◆ WHAT YOU ARE ASKED TO DO ◆
Check each line of the listing for the word "fornication" and give only the number of lines that have it.

◆ MATERIAL ◆

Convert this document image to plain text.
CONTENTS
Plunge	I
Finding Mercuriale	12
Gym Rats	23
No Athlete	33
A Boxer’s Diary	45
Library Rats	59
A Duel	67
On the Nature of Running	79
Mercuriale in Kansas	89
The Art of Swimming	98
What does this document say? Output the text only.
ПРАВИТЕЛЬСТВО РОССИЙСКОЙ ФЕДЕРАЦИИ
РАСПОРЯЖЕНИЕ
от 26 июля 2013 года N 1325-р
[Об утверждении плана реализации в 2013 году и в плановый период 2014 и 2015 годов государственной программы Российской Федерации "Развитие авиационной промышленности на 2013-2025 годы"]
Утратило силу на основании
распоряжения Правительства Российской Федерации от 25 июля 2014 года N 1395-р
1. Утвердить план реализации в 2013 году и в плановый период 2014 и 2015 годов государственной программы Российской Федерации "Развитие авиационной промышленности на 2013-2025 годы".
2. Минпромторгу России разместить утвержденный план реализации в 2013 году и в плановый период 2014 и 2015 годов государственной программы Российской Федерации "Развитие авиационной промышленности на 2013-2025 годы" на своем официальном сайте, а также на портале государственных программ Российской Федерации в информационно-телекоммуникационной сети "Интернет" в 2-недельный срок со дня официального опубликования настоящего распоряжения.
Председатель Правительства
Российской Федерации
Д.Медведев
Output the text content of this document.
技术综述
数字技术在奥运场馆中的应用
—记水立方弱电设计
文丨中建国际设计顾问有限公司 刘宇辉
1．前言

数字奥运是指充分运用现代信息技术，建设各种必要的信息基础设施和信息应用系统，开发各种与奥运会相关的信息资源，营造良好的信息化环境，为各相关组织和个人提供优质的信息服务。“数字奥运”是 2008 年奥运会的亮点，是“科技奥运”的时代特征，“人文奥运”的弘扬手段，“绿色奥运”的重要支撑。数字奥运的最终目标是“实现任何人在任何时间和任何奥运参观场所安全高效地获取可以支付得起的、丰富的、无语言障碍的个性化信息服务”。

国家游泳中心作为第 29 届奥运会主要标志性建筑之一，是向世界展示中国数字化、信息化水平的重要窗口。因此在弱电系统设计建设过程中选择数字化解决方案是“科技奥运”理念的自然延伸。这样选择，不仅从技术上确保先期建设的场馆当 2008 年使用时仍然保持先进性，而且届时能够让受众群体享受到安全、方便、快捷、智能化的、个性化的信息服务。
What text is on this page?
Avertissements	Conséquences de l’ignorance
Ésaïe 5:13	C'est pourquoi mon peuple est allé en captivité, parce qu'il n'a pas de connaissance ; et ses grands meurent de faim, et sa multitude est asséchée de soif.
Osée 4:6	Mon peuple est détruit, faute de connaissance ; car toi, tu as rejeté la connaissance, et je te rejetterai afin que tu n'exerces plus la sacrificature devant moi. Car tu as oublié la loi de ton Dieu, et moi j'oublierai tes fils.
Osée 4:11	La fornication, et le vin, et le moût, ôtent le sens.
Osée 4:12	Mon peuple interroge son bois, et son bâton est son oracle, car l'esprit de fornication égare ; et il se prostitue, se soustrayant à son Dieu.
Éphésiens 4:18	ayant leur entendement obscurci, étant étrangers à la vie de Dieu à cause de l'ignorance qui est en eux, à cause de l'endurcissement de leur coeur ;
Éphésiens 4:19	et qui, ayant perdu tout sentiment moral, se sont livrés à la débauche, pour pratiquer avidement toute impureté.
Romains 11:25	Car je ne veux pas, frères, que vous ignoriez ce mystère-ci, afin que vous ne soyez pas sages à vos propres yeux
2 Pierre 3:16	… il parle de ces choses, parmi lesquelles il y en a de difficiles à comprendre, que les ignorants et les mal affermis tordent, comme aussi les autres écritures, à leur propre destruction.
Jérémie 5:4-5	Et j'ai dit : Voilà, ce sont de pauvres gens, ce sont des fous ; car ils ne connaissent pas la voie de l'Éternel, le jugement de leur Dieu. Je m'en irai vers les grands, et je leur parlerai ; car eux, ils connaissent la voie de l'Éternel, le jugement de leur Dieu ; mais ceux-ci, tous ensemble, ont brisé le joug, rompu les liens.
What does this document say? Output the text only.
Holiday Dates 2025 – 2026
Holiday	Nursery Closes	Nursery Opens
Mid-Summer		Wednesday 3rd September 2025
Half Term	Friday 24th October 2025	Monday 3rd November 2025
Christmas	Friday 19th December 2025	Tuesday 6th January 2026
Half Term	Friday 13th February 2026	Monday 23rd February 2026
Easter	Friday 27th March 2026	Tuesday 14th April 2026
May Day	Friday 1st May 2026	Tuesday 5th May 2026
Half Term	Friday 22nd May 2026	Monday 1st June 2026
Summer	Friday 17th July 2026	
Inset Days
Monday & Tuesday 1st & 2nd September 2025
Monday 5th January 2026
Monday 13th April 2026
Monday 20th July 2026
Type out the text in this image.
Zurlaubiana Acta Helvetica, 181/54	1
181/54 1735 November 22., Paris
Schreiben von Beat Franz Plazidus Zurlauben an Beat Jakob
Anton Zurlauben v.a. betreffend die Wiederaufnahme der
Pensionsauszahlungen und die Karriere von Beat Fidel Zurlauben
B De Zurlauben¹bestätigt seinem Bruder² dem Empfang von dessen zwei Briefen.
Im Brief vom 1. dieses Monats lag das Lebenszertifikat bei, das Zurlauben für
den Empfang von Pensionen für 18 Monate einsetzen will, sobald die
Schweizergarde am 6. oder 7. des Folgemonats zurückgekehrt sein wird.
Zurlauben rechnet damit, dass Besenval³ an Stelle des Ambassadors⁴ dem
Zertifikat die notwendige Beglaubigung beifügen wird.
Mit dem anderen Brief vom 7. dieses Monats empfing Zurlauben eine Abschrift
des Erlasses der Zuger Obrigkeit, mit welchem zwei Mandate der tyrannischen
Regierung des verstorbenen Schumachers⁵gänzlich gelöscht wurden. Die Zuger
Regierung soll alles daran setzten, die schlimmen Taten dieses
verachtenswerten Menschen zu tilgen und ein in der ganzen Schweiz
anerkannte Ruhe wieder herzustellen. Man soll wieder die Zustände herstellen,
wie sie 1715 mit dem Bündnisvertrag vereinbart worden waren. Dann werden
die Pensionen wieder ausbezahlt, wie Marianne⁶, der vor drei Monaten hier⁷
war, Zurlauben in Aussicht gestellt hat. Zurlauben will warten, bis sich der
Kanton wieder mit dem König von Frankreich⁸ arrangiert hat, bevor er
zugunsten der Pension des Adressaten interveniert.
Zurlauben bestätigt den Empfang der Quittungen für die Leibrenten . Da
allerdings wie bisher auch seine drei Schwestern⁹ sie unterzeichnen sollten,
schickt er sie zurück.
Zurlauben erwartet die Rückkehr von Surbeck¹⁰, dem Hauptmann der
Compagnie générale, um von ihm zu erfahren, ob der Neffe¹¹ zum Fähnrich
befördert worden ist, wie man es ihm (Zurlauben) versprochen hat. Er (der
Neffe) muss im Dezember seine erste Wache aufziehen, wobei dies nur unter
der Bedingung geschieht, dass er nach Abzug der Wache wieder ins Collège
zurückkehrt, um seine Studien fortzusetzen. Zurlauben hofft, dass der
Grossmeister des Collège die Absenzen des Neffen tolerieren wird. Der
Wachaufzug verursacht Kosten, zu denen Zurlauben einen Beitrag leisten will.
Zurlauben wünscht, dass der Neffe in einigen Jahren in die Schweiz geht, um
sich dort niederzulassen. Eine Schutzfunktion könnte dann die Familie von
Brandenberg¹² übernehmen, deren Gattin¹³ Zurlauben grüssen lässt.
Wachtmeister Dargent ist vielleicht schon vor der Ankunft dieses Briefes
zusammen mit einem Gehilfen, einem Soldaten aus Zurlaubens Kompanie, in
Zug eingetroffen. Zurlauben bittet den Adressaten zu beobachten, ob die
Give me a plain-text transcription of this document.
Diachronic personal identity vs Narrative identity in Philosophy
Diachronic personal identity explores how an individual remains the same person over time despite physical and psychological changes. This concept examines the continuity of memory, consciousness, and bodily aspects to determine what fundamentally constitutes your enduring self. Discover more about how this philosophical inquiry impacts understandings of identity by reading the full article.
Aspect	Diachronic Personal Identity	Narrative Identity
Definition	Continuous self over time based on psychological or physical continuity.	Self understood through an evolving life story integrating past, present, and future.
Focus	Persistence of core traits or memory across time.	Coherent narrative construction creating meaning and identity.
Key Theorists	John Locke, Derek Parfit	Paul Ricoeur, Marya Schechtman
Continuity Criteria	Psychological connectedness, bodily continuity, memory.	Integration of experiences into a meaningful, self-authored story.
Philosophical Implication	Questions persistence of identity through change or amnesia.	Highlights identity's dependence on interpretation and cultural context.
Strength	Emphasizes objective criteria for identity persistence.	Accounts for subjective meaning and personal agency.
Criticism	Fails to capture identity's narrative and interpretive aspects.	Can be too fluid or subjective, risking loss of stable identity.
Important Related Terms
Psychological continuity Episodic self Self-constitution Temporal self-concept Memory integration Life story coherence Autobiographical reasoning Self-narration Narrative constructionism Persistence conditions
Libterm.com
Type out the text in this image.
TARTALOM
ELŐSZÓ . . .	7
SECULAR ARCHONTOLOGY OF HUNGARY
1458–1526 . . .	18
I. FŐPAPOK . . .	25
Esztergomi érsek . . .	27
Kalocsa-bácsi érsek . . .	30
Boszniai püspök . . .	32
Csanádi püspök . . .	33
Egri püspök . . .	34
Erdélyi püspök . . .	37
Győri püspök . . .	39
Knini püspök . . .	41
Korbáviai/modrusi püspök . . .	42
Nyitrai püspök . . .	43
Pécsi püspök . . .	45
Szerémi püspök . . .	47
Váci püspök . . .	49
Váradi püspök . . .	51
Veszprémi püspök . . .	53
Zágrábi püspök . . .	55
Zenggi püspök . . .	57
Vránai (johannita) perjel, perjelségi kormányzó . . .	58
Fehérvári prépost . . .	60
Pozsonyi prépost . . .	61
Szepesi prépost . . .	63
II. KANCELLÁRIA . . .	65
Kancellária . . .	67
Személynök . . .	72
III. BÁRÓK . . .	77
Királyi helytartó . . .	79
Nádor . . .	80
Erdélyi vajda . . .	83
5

◆ WRITTEN RESPONSE ◆
2